──────── Given information

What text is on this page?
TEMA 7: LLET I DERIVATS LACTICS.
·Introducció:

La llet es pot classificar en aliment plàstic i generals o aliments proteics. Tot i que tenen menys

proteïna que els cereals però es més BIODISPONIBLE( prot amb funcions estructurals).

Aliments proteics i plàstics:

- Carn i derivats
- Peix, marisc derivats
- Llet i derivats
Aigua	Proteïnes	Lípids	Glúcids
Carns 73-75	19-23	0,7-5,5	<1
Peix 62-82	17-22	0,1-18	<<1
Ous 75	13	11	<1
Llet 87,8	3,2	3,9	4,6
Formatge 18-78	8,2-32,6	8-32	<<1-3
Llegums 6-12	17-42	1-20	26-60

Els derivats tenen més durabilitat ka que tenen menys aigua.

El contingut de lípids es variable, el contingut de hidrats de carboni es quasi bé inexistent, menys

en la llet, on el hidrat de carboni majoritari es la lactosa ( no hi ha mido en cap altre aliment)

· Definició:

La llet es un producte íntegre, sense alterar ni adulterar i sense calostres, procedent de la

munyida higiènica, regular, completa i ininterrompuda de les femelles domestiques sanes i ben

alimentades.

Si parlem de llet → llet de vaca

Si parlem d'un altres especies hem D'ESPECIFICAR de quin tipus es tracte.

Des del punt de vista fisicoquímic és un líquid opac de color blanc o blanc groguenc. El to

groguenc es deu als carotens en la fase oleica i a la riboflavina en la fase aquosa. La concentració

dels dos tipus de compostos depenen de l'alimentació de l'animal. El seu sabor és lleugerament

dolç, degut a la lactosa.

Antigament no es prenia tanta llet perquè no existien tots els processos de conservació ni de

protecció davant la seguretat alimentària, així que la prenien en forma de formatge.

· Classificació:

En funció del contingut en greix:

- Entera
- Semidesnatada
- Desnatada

────────────────

Task brief » Working from the listing above, pick out every line that has "parlem" and copy it.

Result of the exercise »
Si parlem de llet → llet de vaca
Si parlem d'un altres especies hem D'ESPECIFICAR de quin tipus es tracte.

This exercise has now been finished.